- _What to produce_
Don't copy the pictures; return every other part of the records exactly.

[Dataset records]
* * * * *
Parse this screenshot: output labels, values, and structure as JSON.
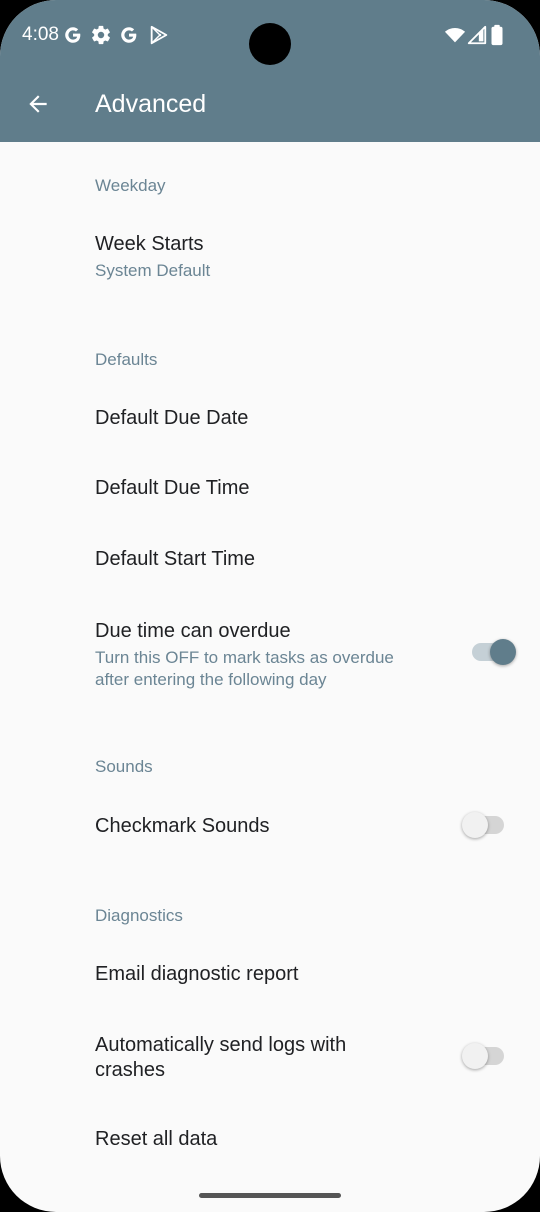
{
  "status_bar": {
    "time": "4:08",
    "left_icons": [
      "google-g-icon",
      "settings-gear-icon",
      "google-g-icon",
      "play-store-icon"
    ],
    "right_icons": [
      "wifi-icon",
      "cell-signal-icon",
      "battery-icon"
    ]
  },
  "app_bar": {
    "title": "Advanced",
    "back_icon": "arrow-back-icon",
    "color": "#607d8b"
  },
  "sections": {
    "weekday": {
      "header": "Weekday",
      "week_starts": {
        "title": "Week Starts",
        "summary": "System Default"
      }
    },
    "defaults": {
      "header": "Defaults",
      "due_date": {
        "title": "Default Due Date"
      },
      "due_time": {
        "title": "Default Due Time"
      },
      "start_time": {
        "title": "Default Start Time"
      },
      "overdue": {
        "title": "Due time can overdue",
        "summary_line1": "Turn this OFF to mark tasks as overdue",
        "summary_line2": "after entering the following day",
        "enabled": true
      }
    },
    "sounds": {
      "header": "Sounds",
      "checkmark": {
        "title": "Checkmark Sounds",
        "enabled": false
      }
    },
    "diagnostics": {
      "header": "Diagnostics",
      "email": {
        "title": "Email diagnostic report"
      },
      "auto_logs": {
        "title_line1": "Automatically send logs with",
        "title_line2": "crashes",
        "enabled": false
      },
      "reset": {
        "title": "Reset all data"
      }
    }
  },
  "colors": {
    "accent": "#607d8b",
    "section_header": "#6b8594",
    "background": "#fafafa"
  }
}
* * * * *
- _Result of the task_
Parse this screenshot: output labels, values, and structure as JSON.
{
  "status_bar": {
    "time": "4:08",
    "left_icons": [
      "google-g-icon",
      "settings-gear-icon",
      "google-g-icon",
      "play-store-icon"
    ],
    "right_icons": [
      "wifi-icon",
      "cell-signal-icon",
      "battery-icon"
    ]
  },
  "app_bar": {
    "title": "Advanced",
    "back_icon": "arrow-back-icon",
    "color": "#607d8b"
  },
  "sections": {
    "weekday": {
      "header": "Weekday",
      "week_starts": {
        "title": "Week Starts",
        "summary": "System Default"
      }
    },
    "defaults": {
      "header": "Defaults",
      "due_date": {
        "title": "Default Due Date"
      },
      "due_time": {
        "title": "Default Due Time"
      },
      "start_time": {
        "title": "Default Start Time"
      },
      "overdue": {
        "title": "Due time can overdue",
        "summary_line1": "Turn this OFF to mark tasks as overdue",
        "summary_line2": "after entering the following day",
        "enabled": true
      }
    },
    "sounds": {
      "header": "Sounds",
      "checkmark": {
        "title": "Checkmark Sounds",
        "enabled": false
      }
    },
    "diagnostics": {
      "header": "Diagnostics",
      "email": {
        "title": "Email diagnostic report"
      },
      "auto_logs": {
        "title_line1": "Automatically send logs with",
        "title_line2": "crashes",
        "enabled": false
      },
      "reset": {
        "title": "Reset all data"
      }
    }
  },
  "colors": {
    "accent": "#607d8b",
    "section_header": "#6b8594",
    "background": "#fafafa"
  }
}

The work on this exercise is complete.